● Work instructions
Below are some records. Say in a single number how many of their lines include the word "слово".
■ ■ ■ ■ ■ ■ ■
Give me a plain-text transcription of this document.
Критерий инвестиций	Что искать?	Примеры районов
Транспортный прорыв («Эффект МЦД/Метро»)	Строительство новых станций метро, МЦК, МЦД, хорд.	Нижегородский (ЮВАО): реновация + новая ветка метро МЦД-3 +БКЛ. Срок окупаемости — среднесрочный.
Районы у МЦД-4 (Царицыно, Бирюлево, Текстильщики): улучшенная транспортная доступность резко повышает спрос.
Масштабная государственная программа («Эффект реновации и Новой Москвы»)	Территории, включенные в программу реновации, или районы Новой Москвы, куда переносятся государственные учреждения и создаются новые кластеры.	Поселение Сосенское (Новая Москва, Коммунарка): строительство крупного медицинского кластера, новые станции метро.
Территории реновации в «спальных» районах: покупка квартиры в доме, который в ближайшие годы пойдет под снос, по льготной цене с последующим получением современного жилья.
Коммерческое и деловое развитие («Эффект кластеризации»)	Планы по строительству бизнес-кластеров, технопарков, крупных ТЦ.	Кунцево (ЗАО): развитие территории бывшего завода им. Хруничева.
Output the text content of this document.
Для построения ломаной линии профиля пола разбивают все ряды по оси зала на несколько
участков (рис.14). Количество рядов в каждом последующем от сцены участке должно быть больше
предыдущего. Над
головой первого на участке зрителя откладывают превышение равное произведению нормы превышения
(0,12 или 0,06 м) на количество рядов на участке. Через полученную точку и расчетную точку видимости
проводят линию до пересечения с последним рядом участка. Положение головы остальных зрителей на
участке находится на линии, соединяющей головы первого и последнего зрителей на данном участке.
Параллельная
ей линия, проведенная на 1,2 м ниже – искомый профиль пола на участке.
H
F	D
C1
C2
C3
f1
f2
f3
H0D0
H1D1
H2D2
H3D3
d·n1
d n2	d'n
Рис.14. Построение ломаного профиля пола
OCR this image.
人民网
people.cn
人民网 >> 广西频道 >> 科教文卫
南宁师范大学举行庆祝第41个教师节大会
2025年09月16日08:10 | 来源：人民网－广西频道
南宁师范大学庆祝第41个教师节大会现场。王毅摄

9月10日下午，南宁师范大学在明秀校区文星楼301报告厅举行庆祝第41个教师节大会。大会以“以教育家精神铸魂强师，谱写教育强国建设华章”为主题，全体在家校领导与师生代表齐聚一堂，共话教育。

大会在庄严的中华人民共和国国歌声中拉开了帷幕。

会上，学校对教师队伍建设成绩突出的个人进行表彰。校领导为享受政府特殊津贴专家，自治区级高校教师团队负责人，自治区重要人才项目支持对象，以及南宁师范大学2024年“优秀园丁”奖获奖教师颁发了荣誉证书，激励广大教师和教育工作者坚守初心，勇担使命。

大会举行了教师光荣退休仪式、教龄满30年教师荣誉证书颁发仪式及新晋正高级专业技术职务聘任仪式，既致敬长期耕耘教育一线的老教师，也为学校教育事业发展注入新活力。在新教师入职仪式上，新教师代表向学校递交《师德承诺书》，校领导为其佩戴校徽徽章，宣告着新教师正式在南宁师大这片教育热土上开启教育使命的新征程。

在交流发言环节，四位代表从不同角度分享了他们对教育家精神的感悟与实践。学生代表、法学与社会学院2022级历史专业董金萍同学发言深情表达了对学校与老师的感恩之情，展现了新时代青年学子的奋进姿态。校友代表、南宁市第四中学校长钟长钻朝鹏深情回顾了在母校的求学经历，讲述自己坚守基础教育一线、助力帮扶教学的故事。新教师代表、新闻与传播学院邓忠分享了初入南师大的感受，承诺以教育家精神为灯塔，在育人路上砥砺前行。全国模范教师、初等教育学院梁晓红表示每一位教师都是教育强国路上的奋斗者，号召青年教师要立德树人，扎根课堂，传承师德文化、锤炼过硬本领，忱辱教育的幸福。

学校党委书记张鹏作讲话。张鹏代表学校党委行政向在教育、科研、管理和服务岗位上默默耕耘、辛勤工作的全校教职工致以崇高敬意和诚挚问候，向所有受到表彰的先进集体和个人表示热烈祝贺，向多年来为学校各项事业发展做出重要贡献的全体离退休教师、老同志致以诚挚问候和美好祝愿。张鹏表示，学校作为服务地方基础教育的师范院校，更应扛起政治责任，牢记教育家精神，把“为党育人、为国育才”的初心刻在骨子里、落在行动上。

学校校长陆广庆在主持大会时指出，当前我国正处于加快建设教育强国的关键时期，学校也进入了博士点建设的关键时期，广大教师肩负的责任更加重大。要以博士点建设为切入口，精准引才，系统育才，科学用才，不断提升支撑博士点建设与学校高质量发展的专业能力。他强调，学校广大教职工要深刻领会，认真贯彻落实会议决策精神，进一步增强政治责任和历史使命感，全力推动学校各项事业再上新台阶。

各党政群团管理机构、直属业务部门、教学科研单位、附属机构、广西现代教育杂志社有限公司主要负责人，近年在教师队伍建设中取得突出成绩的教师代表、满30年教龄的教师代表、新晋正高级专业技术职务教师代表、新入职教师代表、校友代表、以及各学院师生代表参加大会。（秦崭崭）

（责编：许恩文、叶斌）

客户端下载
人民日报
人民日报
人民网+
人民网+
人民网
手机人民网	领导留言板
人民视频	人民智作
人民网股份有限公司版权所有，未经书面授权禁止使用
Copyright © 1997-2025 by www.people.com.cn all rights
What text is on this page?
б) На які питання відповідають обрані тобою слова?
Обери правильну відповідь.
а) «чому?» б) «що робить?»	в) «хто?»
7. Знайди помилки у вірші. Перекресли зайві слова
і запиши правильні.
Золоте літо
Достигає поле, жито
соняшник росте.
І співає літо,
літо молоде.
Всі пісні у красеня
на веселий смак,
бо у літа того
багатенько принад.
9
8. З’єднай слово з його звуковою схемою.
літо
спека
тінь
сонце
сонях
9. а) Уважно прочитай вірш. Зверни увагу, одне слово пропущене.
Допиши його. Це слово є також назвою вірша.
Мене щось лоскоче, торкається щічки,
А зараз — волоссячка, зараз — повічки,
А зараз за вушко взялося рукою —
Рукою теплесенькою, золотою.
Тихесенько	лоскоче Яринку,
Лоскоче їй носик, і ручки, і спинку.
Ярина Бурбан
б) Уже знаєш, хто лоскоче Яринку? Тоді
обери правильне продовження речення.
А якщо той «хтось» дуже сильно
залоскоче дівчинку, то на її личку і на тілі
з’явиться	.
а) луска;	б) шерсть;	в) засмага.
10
■ ■ ■ ■ ■ ■ ■
● Written response
3